§ SUPPLIED RECORDS
+++

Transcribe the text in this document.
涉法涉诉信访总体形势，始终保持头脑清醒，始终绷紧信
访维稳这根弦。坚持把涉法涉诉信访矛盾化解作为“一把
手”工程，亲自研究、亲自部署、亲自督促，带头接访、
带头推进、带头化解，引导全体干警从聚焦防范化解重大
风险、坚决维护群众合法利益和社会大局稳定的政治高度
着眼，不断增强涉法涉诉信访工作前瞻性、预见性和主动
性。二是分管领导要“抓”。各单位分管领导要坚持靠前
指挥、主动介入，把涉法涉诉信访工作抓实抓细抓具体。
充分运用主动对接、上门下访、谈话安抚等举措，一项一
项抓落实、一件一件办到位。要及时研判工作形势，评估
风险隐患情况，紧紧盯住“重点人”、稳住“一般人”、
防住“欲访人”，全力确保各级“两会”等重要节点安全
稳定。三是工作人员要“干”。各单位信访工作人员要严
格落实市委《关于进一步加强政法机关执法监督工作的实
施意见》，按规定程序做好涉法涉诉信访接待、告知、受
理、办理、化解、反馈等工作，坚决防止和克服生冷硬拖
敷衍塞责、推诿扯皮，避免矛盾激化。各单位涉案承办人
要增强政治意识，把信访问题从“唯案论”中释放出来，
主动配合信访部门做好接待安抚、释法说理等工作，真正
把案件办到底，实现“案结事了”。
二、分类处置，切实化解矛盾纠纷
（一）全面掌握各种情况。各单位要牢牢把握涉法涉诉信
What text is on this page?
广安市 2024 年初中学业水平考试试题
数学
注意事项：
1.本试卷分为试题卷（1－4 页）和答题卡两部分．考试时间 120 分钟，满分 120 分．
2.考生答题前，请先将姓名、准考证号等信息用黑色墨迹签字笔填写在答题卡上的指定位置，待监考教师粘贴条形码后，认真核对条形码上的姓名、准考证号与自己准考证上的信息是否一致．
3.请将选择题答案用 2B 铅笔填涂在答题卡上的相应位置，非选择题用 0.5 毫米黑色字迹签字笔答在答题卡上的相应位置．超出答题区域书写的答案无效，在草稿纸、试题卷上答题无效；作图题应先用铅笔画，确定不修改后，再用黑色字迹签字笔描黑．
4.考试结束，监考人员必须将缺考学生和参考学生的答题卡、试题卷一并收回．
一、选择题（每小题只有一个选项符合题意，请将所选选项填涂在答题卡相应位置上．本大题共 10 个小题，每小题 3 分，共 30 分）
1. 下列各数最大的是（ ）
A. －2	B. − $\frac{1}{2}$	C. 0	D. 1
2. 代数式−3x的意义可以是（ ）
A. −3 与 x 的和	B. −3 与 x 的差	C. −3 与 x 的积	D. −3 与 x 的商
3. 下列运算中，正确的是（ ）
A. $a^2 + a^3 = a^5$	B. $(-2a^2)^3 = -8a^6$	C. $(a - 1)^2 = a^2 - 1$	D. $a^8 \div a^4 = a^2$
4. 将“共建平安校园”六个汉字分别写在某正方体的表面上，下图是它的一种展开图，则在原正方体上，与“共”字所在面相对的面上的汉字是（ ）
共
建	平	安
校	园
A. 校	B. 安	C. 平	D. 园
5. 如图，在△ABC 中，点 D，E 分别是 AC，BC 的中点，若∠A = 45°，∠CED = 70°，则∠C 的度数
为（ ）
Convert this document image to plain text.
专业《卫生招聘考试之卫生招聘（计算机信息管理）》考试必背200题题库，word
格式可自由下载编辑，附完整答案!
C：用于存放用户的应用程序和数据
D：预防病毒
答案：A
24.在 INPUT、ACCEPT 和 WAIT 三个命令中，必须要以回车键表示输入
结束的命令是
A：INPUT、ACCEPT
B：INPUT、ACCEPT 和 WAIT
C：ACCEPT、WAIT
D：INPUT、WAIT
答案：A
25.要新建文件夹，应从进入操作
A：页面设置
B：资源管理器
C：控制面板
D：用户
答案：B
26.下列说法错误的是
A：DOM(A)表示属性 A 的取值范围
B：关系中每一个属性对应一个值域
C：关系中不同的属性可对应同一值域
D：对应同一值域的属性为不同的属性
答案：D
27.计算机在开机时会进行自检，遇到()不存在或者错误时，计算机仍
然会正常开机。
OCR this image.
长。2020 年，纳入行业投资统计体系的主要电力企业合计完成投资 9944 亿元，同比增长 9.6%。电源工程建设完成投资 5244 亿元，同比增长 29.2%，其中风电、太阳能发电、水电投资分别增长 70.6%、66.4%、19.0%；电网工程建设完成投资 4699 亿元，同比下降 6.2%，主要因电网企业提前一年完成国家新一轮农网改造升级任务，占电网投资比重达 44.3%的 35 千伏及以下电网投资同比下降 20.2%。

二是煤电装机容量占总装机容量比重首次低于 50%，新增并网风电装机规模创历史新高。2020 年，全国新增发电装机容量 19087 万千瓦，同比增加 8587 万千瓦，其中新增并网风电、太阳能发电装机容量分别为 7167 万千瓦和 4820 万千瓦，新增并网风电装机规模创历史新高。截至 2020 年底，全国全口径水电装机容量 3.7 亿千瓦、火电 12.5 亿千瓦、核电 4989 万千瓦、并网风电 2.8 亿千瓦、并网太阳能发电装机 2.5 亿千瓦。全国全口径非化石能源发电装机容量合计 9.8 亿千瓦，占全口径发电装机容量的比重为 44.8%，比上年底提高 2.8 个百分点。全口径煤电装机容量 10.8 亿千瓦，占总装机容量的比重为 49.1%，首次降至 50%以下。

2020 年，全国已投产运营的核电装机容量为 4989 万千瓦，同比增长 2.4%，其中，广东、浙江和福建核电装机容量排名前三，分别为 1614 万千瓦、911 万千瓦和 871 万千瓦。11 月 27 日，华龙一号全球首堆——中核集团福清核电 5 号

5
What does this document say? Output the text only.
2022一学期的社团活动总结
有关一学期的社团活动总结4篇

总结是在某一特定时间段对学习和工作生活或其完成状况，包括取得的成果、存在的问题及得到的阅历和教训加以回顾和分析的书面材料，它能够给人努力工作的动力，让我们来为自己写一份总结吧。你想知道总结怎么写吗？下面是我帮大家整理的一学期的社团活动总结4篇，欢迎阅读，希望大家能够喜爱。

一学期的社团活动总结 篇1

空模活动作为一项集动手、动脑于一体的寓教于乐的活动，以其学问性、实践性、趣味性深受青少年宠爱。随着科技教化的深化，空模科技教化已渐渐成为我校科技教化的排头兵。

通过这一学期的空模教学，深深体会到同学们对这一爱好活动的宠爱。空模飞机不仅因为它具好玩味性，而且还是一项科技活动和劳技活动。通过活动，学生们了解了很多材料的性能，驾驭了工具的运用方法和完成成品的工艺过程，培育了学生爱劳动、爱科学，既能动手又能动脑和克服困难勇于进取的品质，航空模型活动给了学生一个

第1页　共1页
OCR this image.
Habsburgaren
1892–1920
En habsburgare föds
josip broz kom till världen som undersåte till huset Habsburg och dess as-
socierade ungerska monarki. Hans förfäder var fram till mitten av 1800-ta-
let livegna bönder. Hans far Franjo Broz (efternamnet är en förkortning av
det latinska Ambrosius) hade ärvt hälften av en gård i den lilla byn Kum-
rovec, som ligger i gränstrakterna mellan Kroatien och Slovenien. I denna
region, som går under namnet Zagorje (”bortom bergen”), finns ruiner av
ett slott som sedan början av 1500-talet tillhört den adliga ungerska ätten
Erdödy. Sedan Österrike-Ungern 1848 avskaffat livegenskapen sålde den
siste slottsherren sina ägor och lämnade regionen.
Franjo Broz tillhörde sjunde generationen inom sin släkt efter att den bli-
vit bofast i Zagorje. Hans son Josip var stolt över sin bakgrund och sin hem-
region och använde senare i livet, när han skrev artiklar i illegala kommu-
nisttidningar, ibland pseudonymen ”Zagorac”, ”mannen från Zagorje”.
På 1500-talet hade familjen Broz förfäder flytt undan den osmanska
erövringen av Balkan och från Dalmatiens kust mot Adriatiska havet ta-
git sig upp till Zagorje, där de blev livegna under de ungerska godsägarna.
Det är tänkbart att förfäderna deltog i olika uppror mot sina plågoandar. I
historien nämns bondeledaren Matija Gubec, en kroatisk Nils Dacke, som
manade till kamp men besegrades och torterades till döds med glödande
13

+++

§ EXERCISE DIRECTIONS
Count the lines in the material above where the string "talet" appears, then state only that count.

§ THE SOLUTION
2